++++ Raw data

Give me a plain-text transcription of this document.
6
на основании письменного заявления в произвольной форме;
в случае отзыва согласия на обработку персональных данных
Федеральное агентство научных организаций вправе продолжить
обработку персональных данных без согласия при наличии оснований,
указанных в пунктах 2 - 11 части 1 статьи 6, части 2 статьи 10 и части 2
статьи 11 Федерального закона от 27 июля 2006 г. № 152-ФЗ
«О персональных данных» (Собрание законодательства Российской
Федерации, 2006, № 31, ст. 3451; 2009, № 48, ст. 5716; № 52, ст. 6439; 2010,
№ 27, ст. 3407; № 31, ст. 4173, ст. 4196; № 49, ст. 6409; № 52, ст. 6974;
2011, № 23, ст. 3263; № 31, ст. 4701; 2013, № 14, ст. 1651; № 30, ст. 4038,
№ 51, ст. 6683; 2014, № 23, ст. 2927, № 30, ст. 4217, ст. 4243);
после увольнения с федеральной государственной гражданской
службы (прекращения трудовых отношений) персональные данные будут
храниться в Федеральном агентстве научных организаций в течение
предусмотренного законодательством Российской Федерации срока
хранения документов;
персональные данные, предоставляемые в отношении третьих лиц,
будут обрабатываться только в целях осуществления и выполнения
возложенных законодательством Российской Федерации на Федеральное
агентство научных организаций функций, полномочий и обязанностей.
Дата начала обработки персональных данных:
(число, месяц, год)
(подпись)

++++++++

--- Exercise ---
Of all the lines above, how many contain the word "обработку"? Give the number and nothing else.

--- Exercise answer ---
2